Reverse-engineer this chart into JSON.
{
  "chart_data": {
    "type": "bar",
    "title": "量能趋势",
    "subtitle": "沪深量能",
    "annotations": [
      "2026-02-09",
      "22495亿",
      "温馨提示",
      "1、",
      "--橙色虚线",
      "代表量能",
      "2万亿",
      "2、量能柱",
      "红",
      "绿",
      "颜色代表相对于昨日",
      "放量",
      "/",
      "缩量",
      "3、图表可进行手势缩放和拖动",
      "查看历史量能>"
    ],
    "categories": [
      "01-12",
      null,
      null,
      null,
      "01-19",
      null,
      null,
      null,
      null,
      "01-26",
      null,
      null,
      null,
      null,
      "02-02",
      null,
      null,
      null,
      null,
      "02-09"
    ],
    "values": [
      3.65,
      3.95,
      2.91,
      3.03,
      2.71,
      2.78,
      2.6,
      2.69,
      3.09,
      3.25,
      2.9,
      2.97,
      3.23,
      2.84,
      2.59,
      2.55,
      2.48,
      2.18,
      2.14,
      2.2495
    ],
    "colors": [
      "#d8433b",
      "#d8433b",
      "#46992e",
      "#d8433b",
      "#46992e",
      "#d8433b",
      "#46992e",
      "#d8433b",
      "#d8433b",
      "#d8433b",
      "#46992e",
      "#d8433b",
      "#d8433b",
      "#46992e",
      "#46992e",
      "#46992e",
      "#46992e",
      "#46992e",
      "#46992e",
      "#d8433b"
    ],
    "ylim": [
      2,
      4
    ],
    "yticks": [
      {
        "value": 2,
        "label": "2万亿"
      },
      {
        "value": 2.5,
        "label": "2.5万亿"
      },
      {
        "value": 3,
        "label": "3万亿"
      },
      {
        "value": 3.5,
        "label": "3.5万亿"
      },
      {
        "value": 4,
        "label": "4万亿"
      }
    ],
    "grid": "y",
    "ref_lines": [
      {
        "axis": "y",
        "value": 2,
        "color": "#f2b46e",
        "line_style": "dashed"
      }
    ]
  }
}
=====
Exercise directions =
Reproduce the listing in full. Keep it exactly as written.

Exercise solution =
Reverse-engineer this chart into JSON.
{
  "chart_data": {
    "type": "bar",
    "title": "量能趋势",
    "subtitle": "沪深量能",
    "annotations": [
      "2026-02-09",
      "22495亿",
      "温馨提示",
      "1、",
      "--橙色虚线",
      "代表量能",
      "2万亿",
      "2、量能柱",
      "红",
      "绿",
      "颜色代表相对于昨日",
      "放量",
      "/",
      "缩量",
      "3、图表可进行手势缩放和拖动",
      "查看历史量能>"
    ],
    "categories": [
      "01-12",
      null,
      null,
      null,
      "01-19",
      null,
      null,
      null,
      null,
      "01-26",
      null,
      null,
      null,
      null,
      "02-02",
      null,
      null,
      null,
      null,
      "02-09"
    ],
    "values": [
      3.65,
      3.95,
      2.91,
      3.03,
      2.71,
      2.78,
      2.6,
      2.69,
      3.09,
      3.25,
      2.9,
      2.97,
      3.23,
      2.84,
      2.59,
      2.55,
      2.48,
      2.18,
      2.14,
      2.2495
    ],
    "colors": [
      "#d8433b",
      "#d8433b",
      "#46992e",
      "#d8433b",
      "#46992e",
      "#d8433b",
      "#46992e",
      "#d8433b",
      "#d8433b",
      "#d8433b",
      "#46992e",
      "#d8433b",
      "#d8433b",
      "#46992e",
      "#46992e",
      "#46992e",
      "#46992e",
      "#46992e",
      "#46992e",
      "#d8433b"
    ],
    "ylim": [
      2,
      4
    ],
    "yticks": [
      {
        "value": 2,
        "label": "2万亿"
      },
      {
        "value": 2.5,
        "label": "2.5万亿"
      },
      {
        "value": 3,
        "label": "3万亿"
      },
      {
        "value": 3.5,
        "label": "3.5万亿"
      },
      {
        "value": 4,
        "label": "4万亿"
      }
    ],
    "grid": "y",
    "ref_lines": [
      {
        "axis": "y",
        "value": 2,
        "color": "#f2b46e",
        "line_style": "dashed"
      }
    ]
  }
}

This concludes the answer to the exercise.